◆ RECORDS FOR THE EXERCISE ◆
====
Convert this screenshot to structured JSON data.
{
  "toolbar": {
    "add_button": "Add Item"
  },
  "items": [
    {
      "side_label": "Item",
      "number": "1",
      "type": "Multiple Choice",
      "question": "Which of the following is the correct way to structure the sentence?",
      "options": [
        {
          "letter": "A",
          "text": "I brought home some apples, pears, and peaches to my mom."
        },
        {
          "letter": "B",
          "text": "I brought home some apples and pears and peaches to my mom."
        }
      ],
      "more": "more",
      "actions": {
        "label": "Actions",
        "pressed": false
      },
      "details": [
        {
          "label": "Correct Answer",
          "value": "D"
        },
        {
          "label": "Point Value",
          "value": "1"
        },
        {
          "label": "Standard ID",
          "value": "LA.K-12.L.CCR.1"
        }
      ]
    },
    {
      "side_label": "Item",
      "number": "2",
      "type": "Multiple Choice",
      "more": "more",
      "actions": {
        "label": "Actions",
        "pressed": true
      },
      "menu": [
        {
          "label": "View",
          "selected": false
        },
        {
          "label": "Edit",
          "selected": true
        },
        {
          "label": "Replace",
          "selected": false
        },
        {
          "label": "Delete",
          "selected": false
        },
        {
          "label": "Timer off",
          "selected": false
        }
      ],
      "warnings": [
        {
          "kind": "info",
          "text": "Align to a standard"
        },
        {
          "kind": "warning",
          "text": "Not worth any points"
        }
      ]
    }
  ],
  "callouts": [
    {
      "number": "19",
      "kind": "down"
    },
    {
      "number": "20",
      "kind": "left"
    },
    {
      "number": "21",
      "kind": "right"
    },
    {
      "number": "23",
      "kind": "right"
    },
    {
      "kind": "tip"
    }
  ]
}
====
◆ WHAT TO WORK ON ◆
Reproduce the full listing word for word.

◆ OUTPUT ◆
Convert this screenshot to structured JSON data.
{
  "toolbar": {
    "add_button": "Add Item"
  },
  "items": [
    {
      "side_label": "Item",
      "number": "1",
      "type": "Multiple Choice",
      "question": "Which of the following is the correct way to structure the sentence?",
      "options": [
        {
          "letter": "A",
          "text": "I brought home some apples, pears, and peaches to my mom."
        },
        {
          "letter": "B",
          "text": "I brought home some apples and pears and peaches to my mom."
        }
      ],
      "more": "more",
      "actions": {
        "label": "Actions",
        "pressed": false
      },
      "details": [
        {
          "label": "Correct Answer",
          "value": "D"
        },
        {
          "label": "Point Value",
          "value": "1"
        },
        {
          "label": "Standard ID",
          "value": "LA.K-12.L.CCR.1"
        }
      ]
    },
    {
      "side_label": "Item",
      "number": "2",
      "type": "Multiple Choice",
      "more": "more",
      "actions": {
        "label": "Actions",
        "pressed": true
      },
      "menu": [
        {
          "label": "View",
          "selected": false
        },
        {
          "label": "Edit",
          "selected": true
        },
        {
          "label": "Replace",
          "selected": false
        },
        {
          "label": "Delete",
          "selected": false
        },
        {
          "label": "Timer off",
          "selected": false
        }
      ],
      "warnings": [
        {
          "kind": "info",
          "text": "Align to a standard"
        },
        {
          "kind": "warning",
          "text": "Not worth any points"
        }
      ]
    }
  ],
  "callouts": [
    {
      "number": "19",
      "kind": "down"
    },
    {
      "number": "20",
      "kind": "left"
    },
    {
      "number": "21",
      "kind": "right"
    },
    {
      "number": "23",
      "kind": "right"
    },
    {
      "kind": "tip"
    }
  ]
}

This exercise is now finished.